Given entries:
[Begin]

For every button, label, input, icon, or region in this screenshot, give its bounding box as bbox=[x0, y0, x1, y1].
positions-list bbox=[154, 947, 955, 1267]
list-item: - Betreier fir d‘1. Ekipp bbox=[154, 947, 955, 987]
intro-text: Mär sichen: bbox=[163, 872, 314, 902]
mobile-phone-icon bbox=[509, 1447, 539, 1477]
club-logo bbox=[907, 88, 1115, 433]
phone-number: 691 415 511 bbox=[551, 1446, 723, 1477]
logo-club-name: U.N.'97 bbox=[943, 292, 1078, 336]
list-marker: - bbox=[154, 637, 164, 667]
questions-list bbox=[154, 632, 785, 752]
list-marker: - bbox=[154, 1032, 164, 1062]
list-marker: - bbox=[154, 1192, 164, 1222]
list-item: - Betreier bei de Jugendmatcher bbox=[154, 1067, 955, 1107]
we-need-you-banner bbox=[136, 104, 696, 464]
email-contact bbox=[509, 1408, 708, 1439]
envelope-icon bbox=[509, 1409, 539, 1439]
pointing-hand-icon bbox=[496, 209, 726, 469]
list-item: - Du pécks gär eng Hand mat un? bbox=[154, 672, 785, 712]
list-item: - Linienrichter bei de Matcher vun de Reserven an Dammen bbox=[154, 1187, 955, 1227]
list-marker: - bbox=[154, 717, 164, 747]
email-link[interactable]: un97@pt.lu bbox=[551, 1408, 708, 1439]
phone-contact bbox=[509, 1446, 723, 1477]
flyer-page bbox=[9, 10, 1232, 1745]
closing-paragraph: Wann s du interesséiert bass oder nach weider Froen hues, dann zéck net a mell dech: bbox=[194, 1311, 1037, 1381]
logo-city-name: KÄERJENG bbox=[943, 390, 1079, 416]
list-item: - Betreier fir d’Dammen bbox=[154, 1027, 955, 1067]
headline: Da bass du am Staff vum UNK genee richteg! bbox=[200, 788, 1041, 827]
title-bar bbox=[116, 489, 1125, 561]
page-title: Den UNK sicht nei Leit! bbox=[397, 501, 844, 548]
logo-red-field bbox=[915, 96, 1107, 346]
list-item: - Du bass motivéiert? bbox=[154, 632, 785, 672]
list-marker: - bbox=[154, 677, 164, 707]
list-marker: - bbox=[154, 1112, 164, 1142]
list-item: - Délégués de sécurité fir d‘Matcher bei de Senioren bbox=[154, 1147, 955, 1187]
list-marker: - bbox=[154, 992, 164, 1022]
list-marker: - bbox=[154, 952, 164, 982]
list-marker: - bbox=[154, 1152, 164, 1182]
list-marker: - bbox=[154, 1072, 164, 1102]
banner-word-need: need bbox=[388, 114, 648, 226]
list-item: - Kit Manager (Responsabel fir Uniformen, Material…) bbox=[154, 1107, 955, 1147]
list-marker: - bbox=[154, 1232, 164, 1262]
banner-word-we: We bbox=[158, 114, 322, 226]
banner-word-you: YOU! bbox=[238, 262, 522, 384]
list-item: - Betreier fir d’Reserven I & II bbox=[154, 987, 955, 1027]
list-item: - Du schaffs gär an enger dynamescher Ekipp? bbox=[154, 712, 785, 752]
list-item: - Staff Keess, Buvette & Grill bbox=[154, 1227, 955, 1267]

[End]

Exercise details: Starting with the first line of the data above and ending with the line that contains "headline: Da bass", both included, write those lines as a JSON list of strings, one string per line and no blank lines.

Solution below:
[
  "For every button, label, input, icon, or region in this screenshot, give its bounding box as bbox=[x0, y0, x1, y1].",
  "positions-list bbox=[154, 947, 955, 1267]",
  "list-item: - Betreier fir d‘1. Ekipp bbox=[154, 947, 955, 987]",
  "intro-text: Mär sichen: bbox=[163, 872, 314, 902]",
  "mobile-phone-icon bbox=[509, 1447, 539, 1477]",
  "club-logo bbox=[907, 88, 1115, 433]",
  "phone-number: 691 415 511 bbox=[551, 1446, 723, 1477]",
  "logo-club-name: U.N.'97 bbox=[943, 292, 1078, 336]",
  "list-marker: - bbox=[154, 637, 164, 667]",
  "questions-list bbox=[154, 632, 785, 752]",
  "list-marker: - bbox=[154, 1032, 164, 1062]",
  "list-marker: - bbox=[154, 1192, 164, 1222]",
  "list-item: - Betreier bei de Jugendmatcher bbox=[154, 1067, 955, 1107]",
  "we-need-you-banner bbox=[136, 104, 696, 464]",
  "email-contact bbox=[509, 1408, 708, 1439]",
  "envelope-icon bbox=[509, 1409, 539, 1439]",
  "pointing-hand-icon bbox=[496, 209, 726, 469]",
  "list-item: - Du pécks gär eng Hand mat un? bbox=[154, 672, 785, 712]",
  "list-item: - Linienrichter bei de Matcher vun de Reserven an Dammen bbox=[154, 1187, 955, 1227]",
  "list-marker: - bbox=[154, 717, 164, 747]",
  "email-link[interactable]: un97@pt.lu bbox=[551, 1408, 708, 1439]",
  "phone-contact bbox=[509, 1446, 723, 1477]",
  "flyer-page bbox=[9, 10, 1232, 1745]",
  "closing-paragraph: Wann s du interesséiert bass oder nach weider Froen hues, dann zéck net a mell dech: bbox=[194, 1311, 1037, 1381]",
  "logo-city-name: KÄERJENG bbox=[943, 390, 1079, 416]",
  "list-item: - Betreier fir d’Dammen bbox=[154, 1027, 955, 1067]",
  "headline: Da bass du am Staff vum UNK genee richteg! bbox=[200, 788, 1041, 827]"
]